What you should do: Print out the entries below with no edits.
______
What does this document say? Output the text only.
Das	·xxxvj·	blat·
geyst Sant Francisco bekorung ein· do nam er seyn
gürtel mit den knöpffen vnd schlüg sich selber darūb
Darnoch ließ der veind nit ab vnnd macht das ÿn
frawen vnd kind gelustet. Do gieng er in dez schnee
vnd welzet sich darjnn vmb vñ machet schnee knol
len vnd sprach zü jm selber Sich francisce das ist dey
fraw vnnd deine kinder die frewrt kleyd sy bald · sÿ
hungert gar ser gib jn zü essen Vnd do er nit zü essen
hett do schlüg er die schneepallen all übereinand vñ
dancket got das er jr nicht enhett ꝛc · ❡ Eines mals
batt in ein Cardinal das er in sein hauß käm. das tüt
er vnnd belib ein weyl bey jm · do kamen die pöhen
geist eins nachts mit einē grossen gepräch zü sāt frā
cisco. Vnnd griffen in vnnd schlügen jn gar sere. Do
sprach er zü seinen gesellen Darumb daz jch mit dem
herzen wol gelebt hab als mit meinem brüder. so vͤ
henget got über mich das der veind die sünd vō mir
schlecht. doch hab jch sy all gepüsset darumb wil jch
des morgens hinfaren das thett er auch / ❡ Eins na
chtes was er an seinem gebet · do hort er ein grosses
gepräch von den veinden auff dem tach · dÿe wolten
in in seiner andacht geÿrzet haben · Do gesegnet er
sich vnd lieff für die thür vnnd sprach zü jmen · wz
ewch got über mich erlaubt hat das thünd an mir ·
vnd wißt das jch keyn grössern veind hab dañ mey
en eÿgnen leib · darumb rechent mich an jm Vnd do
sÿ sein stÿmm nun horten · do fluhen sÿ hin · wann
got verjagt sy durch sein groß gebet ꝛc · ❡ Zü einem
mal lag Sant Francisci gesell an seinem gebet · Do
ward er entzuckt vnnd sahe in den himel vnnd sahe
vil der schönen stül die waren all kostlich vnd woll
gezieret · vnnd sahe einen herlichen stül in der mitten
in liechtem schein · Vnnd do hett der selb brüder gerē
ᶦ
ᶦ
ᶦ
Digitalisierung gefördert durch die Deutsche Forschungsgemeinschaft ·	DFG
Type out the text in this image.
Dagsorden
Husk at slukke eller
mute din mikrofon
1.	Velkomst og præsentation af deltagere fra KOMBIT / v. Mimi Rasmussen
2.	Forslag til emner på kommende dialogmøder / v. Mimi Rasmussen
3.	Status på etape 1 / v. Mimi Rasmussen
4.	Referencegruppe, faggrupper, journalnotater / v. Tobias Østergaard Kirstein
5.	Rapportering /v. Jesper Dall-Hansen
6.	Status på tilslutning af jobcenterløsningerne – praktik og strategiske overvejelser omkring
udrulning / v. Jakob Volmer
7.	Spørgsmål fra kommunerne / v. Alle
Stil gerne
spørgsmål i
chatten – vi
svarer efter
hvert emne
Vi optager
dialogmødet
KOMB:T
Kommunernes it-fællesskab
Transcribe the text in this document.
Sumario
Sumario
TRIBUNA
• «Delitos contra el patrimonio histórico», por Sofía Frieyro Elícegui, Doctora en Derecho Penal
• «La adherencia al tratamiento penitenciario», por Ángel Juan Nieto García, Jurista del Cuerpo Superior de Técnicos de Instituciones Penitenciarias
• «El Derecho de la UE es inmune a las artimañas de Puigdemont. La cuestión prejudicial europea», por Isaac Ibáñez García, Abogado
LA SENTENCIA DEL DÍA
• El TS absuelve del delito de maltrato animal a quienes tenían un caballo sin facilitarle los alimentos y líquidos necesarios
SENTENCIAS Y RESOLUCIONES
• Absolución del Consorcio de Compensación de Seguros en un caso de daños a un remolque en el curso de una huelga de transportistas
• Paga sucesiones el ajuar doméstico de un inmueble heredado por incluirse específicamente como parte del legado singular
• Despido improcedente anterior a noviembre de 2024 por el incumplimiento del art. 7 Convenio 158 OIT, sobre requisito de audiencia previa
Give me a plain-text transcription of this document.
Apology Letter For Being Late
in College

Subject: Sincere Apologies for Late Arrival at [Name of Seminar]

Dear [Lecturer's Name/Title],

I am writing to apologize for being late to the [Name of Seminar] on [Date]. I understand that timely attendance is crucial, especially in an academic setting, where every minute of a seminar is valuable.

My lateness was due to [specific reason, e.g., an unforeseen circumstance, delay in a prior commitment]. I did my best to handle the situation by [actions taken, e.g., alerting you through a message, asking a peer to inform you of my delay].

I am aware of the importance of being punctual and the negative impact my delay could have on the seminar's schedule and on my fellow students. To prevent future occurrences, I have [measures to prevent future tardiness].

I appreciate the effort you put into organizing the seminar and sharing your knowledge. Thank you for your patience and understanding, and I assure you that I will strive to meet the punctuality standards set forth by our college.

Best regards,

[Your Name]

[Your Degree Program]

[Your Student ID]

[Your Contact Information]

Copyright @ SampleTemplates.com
______
Full output:
What does this document say? Output the text only.
Das	·xxxvj·	blat·
geyst Sant Francisco bekorung ein· do nam er seyn
gürtel mit den knöpffen vnd schlüg sich selber darūb
Darnoch ließ der veind nit ab vnnd macht das ÿn
frawen vnd kind gelustet. Do gieng er in dez schnee
vnd welzet sich darjnn vmb vñ machet schnee knol
len vnd sprach zü jm selber Sich francisce das ist dey
fraw vnnd deine kinder die frewrt kleyd sy bald · sÿ
hungert gar ser gib jn zü essen Vnd do er nit zü essen
hett do schlüg er die schneepallen all übereinand vñ
dancket got das er jr nicht enhett ꝛc · ❡ Eines mals
batt in ein Cardinal das er in sein hauß käm. das tüt
er vnnd belib ein weyl bey jm · do kamen die pöhen
geist eins nachts mit einē grossen gepräch zü sāt frā
cisco. Vnnd griffen in vnnd schlügen jn gar sere. Do
sprach er zü seinen gesellen Darumb daz jch mit dem
herzen wol gelebt hab als mit meinem brüder. so vͤ
henget got über mich das der veind die sünd vō mir
schlecht. doch hab jch sy all gepüsset darumb wil jch
des morgens hinfaren das thett er auch / ❡ Eins na
chtes was er an seinem gebet · do hort er ein grosses
gepräch von den veinden auff dem tach · dÿe wolten
in in seiner andacht geÿrzet haben · Do gesegnet er
sich vnd lieff für die thür vnnd sprach zü jmen · wz
ewch got über mich erlaubt hat das thünd an mir ·
vnd wißt das jch keyn grössern veind hab dañ mey
en eÿgnen leib · darumb rechent mich an jm Vnd do
sÿ sein stÿmm nun horten · do fluhen sÿ hin · wann
got verjagt sy durch sein groß gebet ꝛc · ❡ Zü einem
mal lag Sant Francisci gesell an seinem gebet · Do
ward er entzuckt vnnd sahe in den himel vnnd sahe
vil der schönen stül die waren all kostlich vnd woll
gezieret · vnnd sahe einen herlichen stül in der mitten
in liechtem schein · Vnnd do hett der selb brüder gerē
ᶦ
ᶦ
ᶦ
Digitalisierung gefördert durch die Deutsche Forschungsgemeinschaft ·	DFG
Type out the text in this image.
Dagsorden
Husk at slukke eller
mute din mikrofon
1.	Velkomst og præsentation af deltagere fra KOMBIT / v. Mimi Rasmussen
2.	Forslag til emner på kommende dialogmøder / v. Mimi Rasmussen
3.	Status på etape 1 / v. Mimi Rasmussen
4.	Referencegruppe, faggrupper, journalnotater / v. Tobias Østergaard Kirstein
5.	Rapportering /v. Jesper Dall-Hansen
6.	Status på tilslutning af jobcenterløsningerne – praktik og strategiske overvejelser omkring
udrulning / v. Jakob Volmer
7.	Spørgsmål fra kommunerne / v. Alle
Stil gerne
spørgsmål i
chatten – vi
svarer efter
hvert emne
Vi optager
dialogmødet
KOMB:T
Kommunernes it-fællesskab
Transcribe the text in this document.
Sumario
Sumario
TRIBUNA
• «Delitos contra el patrimonio histórico», por Sofía Frieyro Elícegui, Doctora en Derecho Penal
• «La adherencia al tratamiento penitenciario», por Ángel Juan Nieto García, Jurista del Cuerpo Superior de Técnicos de Instituciones Penitenciarias
• «El Derecho de la UE es inmune a las artimañas de Puigdemont. La cuestión prejudicial europea», por Isaac Ibáñez García, Abogado
LA SENTENCIA DEL DÍA
• El TS absuelve del delito de maltrato animal a quienes tenían un caballo sin facilitarle los alimentos y líquidos necesarios
SENTENCIAS Y RESOLUCIONES
• Absolución del Consorcio de Compensación de Seguros en un caso de daños a un remolque en el curso de una huelga de transportistas
• Paga sucesiones el ajuar doméstico de un inmueble heredado por incluirse específicamente como parte del legado singular
• Despido improcedente anterior a noviembre de 2024 por el incumplimiento del art. 7 Convenio 158 OIT, sobre requisito de audiencia previa
Give me a plain-text transcription of this document.
Apology Letter For Being Late
in College

Subject: Sincere Apologies for Late Arrival at [Name of Seminar]

Dear [Lecturer's Name/Title],

I am writing to apologize for being late to the [Name of Seminar] on [Date]. I understand that timely attendance is crucial, especially in an academic setting, where every minute of a seminar is valuable.

My lateness was due to [specific reason, e.g., an unforeseen circumstance, delay in a prior commitment]. I did my best to handle the situation by [actions taken, e.g., alerting you through a message, asking a peer to inform you of my delay].

I am aware of the importance of being punctual and the negative impact my delay could have on the seminar's schedule and on my fellow students. To prevent future occurrences, I have [measures to prevent future tardiness].

I appreciate the effort you put into organizing the seminar and sharing your knowledge. Thank you for your patience and understanding, and I assure you that I will strive to meet the punctuality standards set forth by our college.

Best regards,

[Your Name]

[Your Degree Program]

[Your Student ID]

[Your Contact Information]

Copyright @ SampleTemplates.com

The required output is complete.